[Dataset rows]
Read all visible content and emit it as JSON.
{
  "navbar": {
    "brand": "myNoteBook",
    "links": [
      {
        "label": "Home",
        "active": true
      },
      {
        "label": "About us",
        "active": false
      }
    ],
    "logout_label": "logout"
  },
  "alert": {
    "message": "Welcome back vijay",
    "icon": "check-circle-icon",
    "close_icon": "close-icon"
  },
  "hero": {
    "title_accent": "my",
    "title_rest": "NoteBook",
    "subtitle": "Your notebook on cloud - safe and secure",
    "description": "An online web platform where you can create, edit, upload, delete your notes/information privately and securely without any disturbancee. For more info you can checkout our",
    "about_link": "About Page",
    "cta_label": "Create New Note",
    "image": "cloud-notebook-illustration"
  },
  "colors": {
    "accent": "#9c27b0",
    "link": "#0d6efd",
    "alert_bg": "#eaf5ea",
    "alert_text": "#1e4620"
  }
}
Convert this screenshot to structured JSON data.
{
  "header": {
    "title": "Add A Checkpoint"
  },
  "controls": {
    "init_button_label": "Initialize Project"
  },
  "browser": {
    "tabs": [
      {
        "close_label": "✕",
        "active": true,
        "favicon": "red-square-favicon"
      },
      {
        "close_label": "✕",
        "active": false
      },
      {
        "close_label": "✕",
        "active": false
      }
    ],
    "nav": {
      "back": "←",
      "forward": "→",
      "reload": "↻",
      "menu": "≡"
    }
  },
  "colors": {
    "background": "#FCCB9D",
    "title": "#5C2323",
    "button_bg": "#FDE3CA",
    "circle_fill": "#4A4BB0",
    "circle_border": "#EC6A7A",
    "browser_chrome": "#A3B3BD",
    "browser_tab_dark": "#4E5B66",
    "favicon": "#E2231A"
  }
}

#### WORK TO BE COMPLETED
The answer should be a single number: the count of lines in the data that include the string "favicon".

#### REPLY
2